> Problem description: Keep only the lines that hold the string "ylabel", filtering out the rest of the entries below.

> Listed records:

★ ★ ★ ★

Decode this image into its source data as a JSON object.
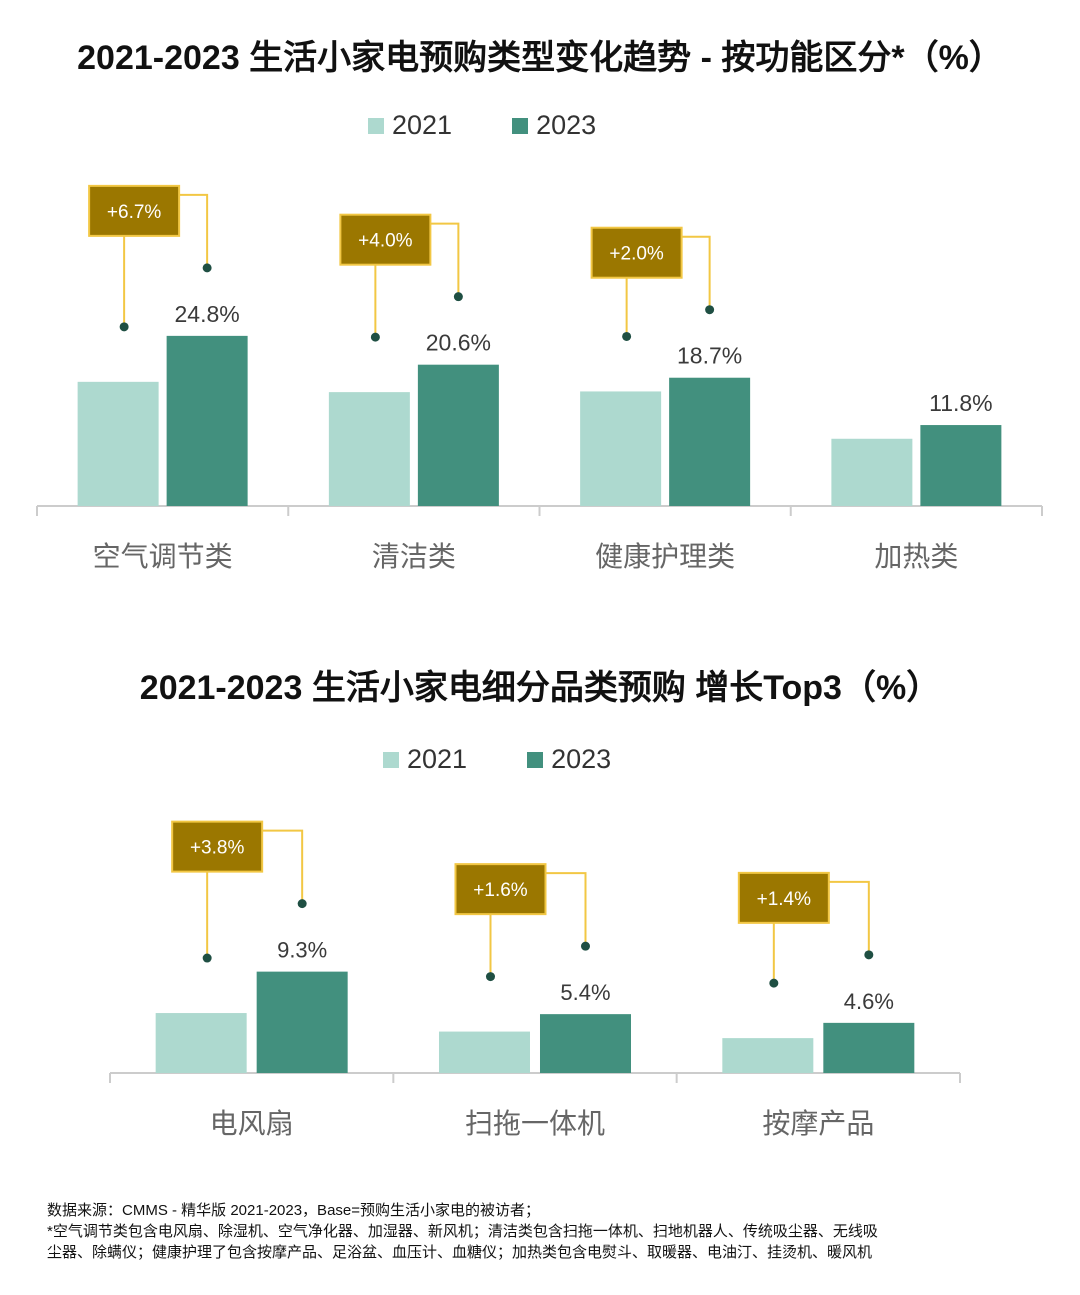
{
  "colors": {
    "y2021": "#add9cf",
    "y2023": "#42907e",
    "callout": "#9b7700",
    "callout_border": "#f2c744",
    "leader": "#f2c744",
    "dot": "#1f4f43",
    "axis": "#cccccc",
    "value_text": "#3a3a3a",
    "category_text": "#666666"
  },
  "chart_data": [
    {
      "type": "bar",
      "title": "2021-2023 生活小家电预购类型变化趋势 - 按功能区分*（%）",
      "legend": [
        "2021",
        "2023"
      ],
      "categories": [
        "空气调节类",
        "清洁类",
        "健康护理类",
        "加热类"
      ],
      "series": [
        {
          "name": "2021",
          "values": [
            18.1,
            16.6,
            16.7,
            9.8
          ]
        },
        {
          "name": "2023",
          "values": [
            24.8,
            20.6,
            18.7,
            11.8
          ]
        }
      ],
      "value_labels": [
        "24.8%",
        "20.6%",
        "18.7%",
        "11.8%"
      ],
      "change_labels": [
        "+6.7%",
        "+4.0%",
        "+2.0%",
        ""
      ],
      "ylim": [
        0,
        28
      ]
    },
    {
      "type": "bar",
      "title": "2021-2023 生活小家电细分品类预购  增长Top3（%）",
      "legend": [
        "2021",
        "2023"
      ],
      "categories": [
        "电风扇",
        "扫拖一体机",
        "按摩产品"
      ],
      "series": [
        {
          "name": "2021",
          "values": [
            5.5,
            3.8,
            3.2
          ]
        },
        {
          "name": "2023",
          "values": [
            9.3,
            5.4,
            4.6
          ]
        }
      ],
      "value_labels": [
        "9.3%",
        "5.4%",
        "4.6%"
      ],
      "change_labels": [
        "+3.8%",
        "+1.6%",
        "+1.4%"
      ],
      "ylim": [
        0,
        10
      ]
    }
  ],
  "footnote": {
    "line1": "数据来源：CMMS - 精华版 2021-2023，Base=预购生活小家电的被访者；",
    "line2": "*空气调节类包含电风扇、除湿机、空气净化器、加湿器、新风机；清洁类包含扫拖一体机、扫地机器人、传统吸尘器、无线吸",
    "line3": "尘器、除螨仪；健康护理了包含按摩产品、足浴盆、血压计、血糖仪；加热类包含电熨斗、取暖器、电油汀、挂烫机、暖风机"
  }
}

★ ★ ★ ★

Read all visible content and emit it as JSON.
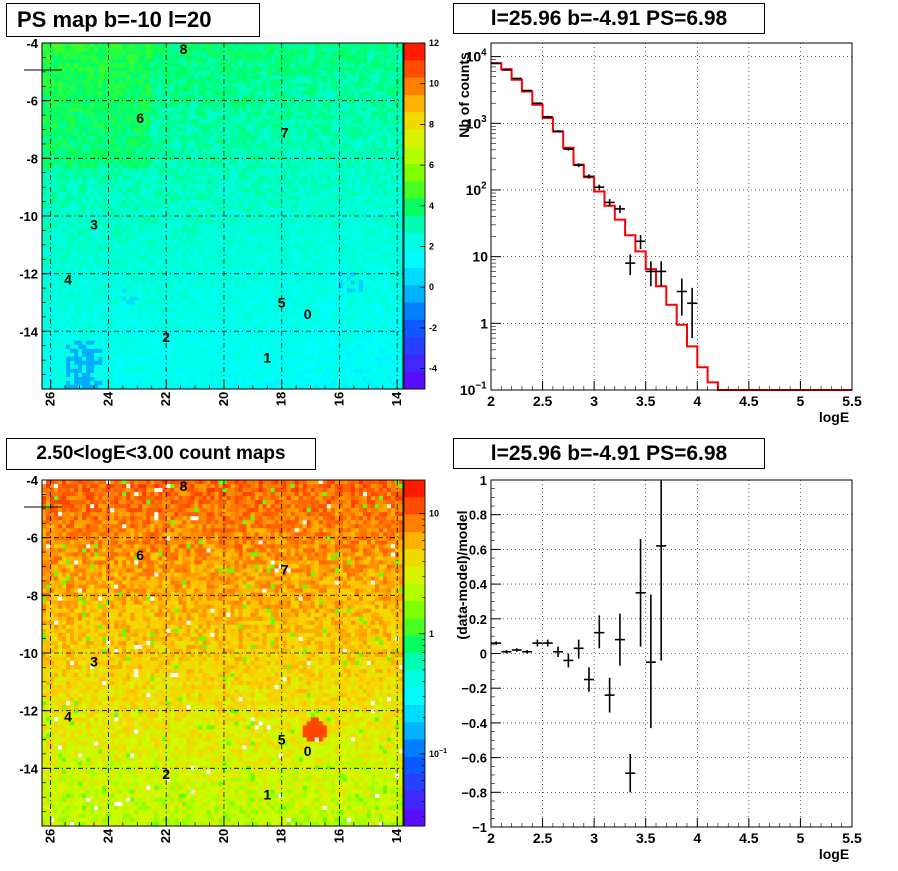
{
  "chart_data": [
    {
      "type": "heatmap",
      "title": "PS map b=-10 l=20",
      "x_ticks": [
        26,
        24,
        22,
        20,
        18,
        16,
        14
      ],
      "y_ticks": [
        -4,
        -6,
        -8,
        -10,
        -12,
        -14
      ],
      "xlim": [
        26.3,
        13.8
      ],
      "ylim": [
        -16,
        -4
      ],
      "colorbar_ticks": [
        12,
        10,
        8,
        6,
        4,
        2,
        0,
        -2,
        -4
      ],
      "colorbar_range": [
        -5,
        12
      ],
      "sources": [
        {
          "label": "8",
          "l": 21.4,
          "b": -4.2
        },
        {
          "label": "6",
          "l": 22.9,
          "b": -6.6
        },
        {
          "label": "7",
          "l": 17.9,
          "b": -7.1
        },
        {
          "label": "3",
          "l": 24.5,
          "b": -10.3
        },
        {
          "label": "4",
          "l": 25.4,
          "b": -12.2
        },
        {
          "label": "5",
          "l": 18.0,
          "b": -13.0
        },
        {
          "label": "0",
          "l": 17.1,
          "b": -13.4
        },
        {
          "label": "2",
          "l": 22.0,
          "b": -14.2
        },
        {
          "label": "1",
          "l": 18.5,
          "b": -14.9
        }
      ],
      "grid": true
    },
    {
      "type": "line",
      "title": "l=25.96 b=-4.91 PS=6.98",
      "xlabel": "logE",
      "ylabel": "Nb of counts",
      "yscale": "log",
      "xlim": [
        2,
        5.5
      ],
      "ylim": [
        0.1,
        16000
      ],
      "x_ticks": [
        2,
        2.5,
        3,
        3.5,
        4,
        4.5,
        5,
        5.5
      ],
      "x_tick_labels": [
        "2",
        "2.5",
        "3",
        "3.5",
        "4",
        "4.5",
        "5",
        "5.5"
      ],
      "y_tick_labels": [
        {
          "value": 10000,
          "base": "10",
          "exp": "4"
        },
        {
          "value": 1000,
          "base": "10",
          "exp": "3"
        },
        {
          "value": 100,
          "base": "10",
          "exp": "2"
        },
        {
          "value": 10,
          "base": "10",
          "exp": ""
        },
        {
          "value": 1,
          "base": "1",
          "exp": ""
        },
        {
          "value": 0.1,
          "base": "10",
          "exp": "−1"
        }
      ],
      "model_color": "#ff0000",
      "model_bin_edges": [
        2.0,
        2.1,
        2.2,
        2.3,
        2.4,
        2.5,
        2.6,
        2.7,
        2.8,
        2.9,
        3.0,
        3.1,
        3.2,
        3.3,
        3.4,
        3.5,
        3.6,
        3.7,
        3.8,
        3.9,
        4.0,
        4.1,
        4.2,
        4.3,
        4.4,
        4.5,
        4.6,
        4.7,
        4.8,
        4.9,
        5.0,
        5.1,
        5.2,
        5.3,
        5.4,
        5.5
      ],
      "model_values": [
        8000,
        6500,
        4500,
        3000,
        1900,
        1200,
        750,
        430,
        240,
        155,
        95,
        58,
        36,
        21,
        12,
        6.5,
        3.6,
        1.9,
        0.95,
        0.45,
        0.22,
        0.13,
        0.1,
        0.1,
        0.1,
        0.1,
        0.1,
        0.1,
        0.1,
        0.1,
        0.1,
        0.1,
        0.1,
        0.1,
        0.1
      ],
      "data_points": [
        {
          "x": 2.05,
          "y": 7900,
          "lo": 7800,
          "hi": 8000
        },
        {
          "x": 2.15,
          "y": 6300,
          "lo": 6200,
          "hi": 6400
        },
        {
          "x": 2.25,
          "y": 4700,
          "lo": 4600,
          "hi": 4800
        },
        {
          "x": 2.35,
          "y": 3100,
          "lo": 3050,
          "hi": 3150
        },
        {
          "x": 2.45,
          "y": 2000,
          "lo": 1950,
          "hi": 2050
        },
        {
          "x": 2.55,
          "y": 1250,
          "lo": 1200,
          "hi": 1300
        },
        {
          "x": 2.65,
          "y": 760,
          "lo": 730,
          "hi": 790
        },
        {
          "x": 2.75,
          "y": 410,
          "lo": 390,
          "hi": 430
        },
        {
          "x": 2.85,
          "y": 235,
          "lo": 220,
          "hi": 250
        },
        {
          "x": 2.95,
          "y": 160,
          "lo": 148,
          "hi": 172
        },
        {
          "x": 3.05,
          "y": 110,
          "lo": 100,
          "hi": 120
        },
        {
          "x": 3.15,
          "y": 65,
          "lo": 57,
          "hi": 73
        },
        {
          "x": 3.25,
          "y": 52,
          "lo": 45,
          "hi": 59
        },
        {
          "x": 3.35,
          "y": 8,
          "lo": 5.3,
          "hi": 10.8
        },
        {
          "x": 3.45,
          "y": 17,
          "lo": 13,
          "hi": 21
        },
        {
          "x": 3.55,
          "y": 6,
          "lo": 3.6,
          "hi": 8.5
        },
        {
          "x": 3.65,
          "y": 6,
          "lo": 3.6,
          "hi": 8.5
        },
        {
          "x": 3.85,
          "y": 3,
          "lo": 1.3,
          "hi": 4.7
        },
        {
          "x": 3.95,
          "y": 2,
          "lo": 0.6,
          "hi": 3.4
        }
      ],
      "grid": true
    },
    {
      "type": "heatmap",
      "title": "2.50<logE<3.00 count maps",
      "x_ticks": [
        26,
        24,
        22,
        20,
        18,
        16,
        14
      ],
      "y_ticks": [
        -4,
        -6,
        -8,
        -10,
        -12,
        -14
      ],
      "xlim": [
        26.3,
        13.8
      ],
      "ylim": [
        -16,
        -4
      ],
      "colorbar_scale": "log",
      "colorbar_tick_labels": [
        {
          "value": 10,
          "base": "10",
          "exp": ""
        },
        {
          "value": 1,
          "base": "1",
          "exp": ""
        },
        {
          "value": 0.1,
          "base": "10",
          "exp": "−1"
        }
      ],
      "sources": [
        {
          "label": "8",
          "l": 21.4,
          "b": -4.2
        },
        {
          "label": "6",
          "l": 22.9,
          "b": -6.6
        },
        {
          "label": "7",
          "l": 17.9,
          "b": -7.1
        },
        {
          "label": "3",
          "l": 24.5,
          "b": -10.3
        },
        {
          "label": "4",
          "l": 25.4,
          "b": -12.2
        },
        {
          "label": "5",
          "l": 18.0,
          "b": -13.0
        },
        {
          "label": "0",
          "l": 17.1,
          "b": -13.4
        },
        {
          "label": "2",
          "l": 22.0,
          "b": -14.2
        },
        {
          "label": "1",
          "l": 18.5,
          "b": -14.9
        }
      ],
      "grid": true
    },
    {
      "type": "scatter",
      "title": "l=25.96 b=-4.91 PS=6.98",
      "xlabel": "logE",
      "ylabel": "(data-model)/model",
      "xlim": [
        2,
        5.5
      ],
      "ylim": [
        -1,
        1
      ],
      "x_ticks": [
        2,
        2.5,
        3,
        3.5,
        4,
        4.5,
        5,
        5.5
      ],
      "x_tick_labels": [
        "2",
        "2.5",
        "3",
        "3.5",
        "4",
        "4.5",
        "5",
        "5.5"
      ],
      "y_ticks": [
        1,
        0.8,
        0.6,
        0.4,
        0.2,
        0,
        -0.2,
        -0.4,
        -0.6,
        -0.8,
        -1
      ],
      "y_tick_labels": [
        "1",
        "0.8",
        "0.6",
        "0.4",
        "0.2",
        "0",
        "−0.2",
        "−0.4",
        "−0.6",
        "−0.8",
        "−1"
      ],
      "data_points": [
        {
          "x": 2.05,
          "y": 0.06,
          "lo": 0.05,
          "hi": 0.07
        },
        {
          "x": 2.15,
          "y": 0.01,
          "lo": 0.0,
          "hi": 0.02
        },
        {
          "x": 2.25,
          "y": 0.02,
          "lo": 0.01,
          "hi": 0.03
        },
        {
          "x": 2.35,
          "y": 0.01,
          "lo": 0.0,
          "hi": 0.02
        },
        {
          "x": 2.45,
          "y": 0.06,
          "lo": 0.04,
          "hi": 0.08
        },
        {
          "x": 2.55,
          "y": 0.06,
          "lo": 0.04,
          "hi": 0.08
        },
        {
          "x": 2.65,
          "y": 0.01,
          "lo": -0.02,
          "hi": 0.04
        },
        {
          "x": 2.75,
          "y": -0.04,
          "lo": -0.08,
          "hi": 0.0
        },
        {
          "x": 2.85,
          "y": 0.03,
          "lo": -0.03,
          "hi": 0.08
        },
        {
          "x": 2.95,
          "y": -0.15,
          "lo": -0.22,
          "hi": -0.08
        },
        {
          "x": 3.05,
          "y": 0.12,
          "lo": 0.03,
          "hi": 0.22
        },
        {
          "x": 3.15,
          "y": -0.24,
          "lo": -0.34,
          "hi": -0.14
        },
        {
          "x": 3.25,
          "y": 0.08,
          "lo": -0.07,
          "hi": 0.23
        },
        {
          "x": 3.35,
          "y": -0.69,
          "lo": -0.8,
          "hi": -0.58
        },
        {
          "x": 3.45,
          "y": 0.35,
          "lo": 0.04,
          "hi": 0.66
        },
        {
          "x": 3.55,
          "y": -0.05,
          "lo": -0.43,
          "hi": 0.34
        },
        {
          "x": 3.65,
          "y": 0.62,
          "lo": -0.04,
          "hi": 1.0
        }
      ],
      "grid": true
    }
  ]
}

★ ★ ★ ★

> Exercise solution:
      "ylabel": "Nb of counts",
      "ylabel": "(data-model)/model",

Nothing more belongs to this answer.